Please copy every line of the data in which the string "techtalk" appears.

- - - - -

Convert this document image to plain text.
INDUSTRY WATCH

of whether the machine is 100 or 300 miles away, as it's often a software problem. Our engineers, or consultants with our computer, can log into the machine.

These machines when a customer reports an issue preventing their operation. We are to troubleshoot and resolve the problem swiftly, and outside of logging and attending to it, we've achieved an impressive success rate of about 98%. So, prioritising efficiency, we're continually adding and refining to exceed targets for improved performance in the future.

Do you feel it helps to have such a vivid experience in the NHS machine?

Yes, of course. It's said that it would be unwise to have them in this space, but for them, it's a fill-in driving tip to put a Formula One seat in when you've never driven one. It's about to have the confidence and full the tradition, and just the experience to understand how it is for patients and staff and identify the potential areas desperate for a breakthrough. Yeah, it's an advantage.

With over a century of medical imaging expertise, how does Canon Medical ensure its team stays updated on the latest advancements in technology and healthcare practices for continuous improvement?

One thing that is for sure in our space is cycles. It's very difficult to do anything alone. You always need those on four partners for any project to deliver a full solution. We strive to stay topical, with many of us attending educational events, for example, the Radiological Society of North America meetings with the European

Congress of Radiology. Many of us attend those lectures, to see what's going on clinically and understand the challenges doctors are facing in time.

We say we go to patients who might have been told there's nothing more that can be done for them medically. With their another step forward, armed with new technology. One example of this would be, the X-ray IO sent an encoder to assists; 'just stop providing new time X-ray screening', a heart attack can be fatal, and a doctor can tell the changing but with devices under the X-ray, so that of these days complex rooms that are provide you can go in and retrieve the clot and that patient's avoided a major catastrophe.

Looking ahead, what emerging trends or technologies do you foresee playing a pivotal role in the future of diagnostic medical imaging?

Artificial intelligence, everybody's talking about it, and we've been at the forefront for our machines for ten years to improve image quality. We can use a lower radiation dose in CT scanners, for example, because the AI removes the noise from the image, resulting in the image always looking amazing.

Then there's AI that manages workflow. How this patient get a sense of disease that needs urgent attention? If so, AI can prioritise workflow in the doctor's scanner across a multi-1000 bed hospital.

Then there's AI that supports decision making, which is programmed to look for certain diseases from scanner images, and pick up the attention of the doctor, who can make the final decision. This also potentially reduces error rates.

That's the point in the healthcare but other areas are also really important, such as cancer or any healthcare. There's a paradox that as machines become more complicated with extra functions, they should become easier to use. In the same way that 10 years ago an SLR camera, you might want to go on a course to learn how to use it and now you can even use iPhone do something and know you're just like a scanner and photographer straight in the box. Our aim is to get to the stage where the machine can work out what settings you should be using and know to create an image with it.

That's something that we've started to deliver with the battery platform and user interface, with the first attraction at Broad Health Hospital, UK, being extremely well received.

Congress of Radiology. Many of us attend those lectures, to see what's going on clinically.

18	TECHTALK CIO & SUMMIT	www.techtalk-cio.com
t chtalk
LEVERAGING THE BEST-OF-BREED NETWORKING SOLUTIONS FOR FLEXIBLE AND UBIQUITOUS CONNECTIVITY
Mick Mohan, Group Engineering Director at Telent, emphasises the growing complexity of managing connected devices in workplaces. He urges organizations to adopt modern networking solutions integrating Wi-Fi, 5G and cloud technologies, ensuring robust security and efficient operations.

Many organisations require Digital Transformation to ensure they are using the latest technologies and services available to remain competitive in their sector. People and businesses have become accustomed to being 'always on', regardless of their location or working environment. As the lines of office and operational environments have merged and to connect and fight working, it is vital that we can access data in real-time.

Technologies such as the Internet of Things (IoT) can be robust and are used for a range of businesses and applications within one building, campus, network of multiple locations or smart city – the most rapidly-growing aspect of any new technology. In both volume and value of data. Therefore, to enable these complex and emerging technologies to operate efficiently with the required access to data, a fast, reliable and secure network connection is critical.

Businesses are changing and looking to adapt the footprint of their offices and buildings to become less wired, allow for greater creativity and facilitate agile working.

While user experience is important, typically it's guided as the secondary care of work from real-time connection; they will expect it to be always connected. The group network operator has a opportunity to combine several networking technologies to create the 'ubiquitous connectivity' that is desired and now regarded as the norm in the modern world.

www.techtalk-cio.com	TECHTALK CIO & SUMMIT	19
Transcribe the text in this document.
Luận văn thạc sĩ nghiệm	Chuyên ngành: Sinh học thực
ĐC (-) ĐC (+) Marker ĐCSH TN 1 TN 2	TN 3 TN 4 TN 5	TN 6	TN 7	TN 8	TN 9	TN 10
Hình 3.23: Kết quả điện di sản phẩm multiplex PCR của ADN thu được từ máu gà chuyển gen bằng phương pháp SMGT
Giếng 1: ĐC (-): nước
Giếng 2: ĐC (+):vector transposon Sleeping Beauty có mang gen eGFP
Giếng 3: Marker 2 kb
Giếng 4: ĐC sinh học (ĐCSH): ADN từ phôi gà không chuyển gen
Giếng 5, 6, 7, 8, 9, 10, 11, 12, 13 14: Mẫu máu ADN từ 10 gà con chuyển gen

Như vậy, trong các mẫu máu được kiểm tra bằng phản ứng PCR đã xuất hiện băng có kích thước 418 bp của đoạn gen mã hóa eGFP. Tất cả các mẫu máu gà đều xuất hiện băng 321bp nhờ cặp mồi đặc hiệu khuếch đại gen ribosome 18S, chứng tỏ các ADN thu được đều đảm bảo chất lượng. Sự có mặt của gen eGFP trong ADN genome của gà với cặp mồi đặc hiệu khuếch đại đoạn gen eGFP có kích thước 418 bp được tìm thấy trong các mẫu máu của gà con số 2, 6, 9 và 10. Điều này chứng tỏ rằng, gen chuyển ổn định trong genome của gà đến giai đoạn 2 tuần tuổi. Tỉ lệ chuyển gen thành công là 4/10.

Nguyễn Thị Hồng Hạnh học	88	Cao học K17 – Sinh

- - - - -

§ EXPECTED ANSWER
18	TECHTALK CIO & SUMMIT	www.techtalk-cio.com
www.techtalk-cio.com	TECHTALK CIO & SUMMIT	19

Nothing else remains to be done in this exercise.